> [Stored data entries]
= = = = = = =
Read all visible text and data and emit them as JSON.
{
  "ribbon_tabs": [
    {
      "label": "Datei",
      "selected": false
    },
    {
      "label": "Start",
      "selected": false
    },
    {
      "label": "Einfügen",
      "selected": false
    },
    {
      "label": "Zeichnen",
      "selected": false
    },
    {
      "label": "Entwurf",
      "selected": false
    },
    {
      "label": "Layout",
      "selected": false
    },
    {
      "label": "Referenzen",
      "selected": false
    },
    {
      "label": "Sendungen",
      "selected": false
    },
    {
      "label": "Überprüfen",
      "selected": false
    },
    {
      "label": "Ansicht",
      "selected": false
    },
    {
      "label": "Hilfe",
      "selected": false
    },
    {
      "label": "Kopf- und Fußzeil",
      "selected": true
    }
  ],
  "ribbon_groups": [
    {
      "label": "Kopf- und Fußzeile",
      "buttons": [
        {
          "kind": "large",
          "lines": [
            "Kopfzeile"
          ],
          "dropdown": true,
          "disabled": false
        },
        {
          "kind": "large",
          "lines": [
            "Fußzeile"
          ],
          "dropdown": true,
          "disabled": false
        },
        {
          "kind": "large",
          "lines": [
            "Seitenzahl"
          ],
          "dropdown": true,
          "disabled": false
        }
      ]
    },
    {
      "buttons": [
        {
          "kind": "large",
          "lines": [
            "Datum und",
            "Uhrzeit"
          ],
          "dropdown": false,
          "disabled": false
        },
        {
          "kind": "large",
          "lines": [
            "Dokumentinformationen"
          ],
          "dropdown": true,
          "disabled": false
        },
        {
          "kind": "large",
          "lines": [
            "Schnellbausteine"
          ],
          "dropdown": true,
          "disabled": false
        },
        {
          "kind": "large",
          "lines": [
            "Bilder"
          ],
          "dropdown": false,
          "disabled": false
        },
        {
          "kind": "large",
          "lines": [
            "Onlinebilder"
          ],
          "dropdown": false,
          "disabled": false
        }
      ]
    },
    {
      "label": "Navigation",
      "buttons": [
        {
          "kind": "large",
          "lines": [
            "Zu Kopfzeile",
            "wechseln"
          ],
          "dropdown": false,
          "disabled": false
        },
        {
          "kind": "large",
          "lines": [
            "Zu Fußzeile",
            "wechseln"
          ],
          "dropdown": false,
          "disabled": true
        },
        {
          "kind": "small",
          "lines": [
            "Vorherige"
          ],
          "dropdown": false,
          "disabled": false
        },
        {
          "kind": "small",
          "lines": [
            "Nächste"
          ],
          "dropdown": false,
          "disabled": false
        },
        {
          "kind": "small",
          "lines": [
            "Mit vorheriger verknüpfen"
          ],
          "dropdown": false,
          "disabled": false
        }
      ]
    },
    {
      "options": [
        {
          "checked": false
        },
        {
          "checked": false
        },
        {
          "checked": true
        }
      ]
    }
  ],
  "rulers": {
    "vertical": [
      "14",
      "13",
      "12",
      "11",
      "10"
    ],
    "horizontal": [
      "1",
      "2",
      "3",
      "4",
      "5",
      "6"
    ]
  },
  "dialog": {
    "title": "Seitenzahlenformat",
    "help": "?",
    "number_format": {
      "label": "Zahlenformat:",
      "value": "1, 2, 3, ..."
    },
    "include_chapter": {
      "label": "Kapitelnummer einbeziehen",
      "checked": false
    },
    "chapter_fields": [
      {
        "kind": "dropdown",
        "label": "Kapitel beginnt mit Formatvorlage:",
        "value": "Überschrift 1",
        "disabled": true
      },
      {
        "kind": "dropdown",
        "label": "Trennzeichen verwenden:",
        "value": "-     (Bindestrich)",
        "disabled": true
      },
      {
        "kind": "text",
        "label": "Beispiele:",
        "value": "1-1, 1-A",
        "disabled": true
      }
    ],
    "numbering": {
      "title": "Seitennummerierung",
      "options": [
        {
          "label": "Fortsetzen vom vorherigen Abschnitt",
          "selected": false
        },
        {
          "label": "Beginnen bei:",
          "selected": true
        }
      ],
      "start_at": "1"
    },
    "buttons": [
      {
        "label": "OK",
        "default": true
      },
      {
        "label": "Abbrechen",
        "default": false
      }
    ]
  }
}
= = = = = = =
> [TASK TO COMPLETE] Quote each line of the listing above exactly.

> [ANSWER TO THE TASK]
Read all visible text and data and emit them as JSON.
{
  "ribbon_tabs": [
    {
      "label": "Datei",
      "selected": false
    },
    {
      "label": "Start",
      "selected": false
    },
    {
      "label": "Einfügen",
      "selected": false
    },
    {
      "label": "Zeichnen",
      "selected": false
    },
    {
      "label": "Entwurf",
      "selected": false
    },
    {
      "label": "Layout",
      "selected": false
    },
    {
      "label": "Referenzen",
      "selected": false
    },
    {
      "label": "Sendungen",
      "selected": false
    },
    {
      "label": "Überprüfen",
      "selected": false
    },
    {
      "label": "Ansicht",
      "selected": false
    },
    {
      "label": "Hilfe",
      "selected": false
    },
    {
      "label": "Kopf- und Fußzeil",
      "selected": true
    }
  ],
  "ribbon_groups": [
    {
      "label": "Kopf- und Fußzeile",
      "buttons": [
        {
          "kind": "large",
          "lines": [
            "Kopfzeile"
          ],
          "dropdown": true,
          "disabled": false
        },
        {
          "kind": "large",
          "lines": [
            "Fußzeile"
          ],
          "dropdown": true,
          "disabled": false
        },
        {
          "kind": "large",
          "lines": [
            "Seitenzahl"
          ],
          "dropdown": true,
          "disabled": false
        }
      ]
    },
    {
      "buttons": [
        {
          "kind": "large",
          "lines": [
            "Datum und",
            "Uhrzeit"
          ],
          "dropdown": false,
          "disabled": false
        },
        {
          "kind": "large",
          "lines": [
            "Dokumentinformationen"
          ],
          "dropdown": true,
          "disabled": false
        },
        {
          "kind": "large",
          "lines": [
            "Schnellbausteine"
          ],
          "dropdown": true,
          "disabled": false
        },
        {
          "kind": "large",
          "lines": [
            "Bilder"
          ],
          "dropdown": false,
          "disabled": false
        },
        {
          "kind": "large",
          "lines": [
            "Onlinebilder"
          ],
          "dropdown": false,
          "disabled": false
        }
      ]
    },
    {
      "label": "Navigation",
      "buttons": [
        {
          "kind": "large",
          "lines": [
            "Zu Kopfzeile",
            "wechseln"
          ],
          "dropdown": false,
          "disabled": false
        },
        {
          "kind": "large",
          "lines": [
            "Zu Fußzeile",
            "wechseln"
          ],
          "dropdown": false,
          "disabled": true
        },
        {
          "kind": "small",
          "lines": [
            "Vorherige"
          ],
          "dropdown": false,
          "disabled": false
        },
        {
          "kind": "small",
          "lines": [
            "Nächste"
          ],
          "dropdown": false,
          "disabled": false
        },
        {
          "kind": "small",
          "lines": [
            "Mit vorheriger verknüpfen"
          ],
          "dropdown": false,
          "disabled": false
        }
      ]
    },
    {
      "options": [
        {
          "checked": false
        },
        {
          "checked": false
        },
        {
          "checked": true
        }
      ]
    }
  ],
  "rulers": {
    "vertical": [
      "14",
      "13",
      "12",
      "11",
      "10"
    ],
    "horizontal": [
      "1",
      "2",
      "3",
      "4",
      "5",
      "6"
    ]
  },
  "dialog": {
    "title": "Seitenzahlenformat",
    "help": "?",
    "number_format": {
      "label": "Zahlenformat:",
      "value": "1, 2, 3, ..."
    },
    "include_chapter": {
      "label": "Kapitelnummer einbeziehen",
      "checked": false
    },
    "chapter_fields": [
      {
        "kind": "dropdown",
        "label": "Kapitel beginnt mit Formatvorlage:",
        "value": "Überschrift 1",
        "disabled": true
      },
      {
        "kind": "dropdown",
        "label": "Trennzeichen verwenden:",
        "value": "-     (Bindestrich)",
        "disabled": true
      },
      {
        "kind": "text",
        "label": "Beispiele:",
        "value": "1-1, 1-A",
        "disabled": true
      }
    ],
    "numbering": {
      "title": "Seitennummerierung",
      "options": [
        {
          "label": "Fortsetzen vom vorherigen Abschnitt",
          "selected": false
        },
        {
          "label": "Beginnen bei:",
          "selected": true
        }
      ],
      "start_at": "1"
    },
    "buttons": [
      {
        "label": "OK",
        "default": true
      },
      {
        "label": "Abbrechen",
        "default": false
      }
    ]
  }
}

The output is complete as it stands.